# [Instructions for the task]
Provide only the number of lines in the data below that contain the string "name".

[Entries with figure data]
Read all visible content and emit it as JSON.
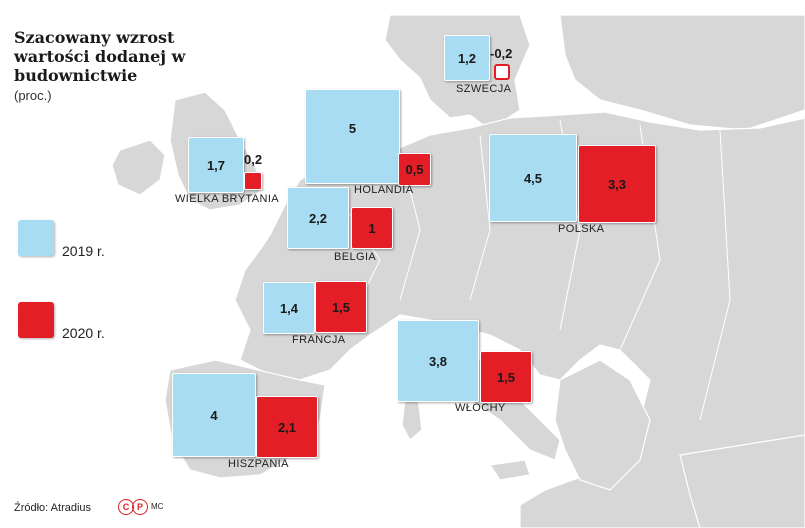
{
  "title": "Szacowany wzrost wartości dodanej w budownictwie",
  "subtitle": "(proc.)",
  "legend": [
    {
      "label": "2019 r.",
      "color": "#a7dcf2"
    },
    {
      "label": "2020 r.",
      "color": "#e41e26"
    }
  ],
  "countries": [
    {
      "name": "SZWECJA",
      "v2019": "1,2",
      "v2020": "-0,2"
    },
    {
      "name": "HOLANDIA",
      "v2019": "5",
      "v2020": "0,5"
    },
    {
      "name": "WIELKA BRYTANIA",
      "v2019": "1,7",
      "v2020": "0,2"
    },
    {
      "name": "POLSKA",
      "v2019": "4,5",
      "v2020": "3,3"
    },
    {
      "name": "BELGIA",
      "v2019": "2,2",
      "v2020": "1"
    },
    {
      "name": "FRANCJA",
      "v2019": "1,4",
      "v2020": "1,5"
    },
    {
      "name": "WŁOCHY",
      "v2019": "3,8",
      "v2020": "1,5"
    },
    {
      "name": "HISZPANIA",
      "v2019": "4",
      "v2020": "2,1"
    }
  ],
  "source": "Źródło: Atradius",
  "logo": {
    "c": "C",
    "p": "P",
    "initials": "MC"
  },
  "colors": {
    "land": "#d7d7d7",
    "sea": "#ffffff",
    "border": "#ffffff",
    "y2019": "#a7dcf2",
    "y2020": "#e41e26"
  }
}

# [Written solution]
8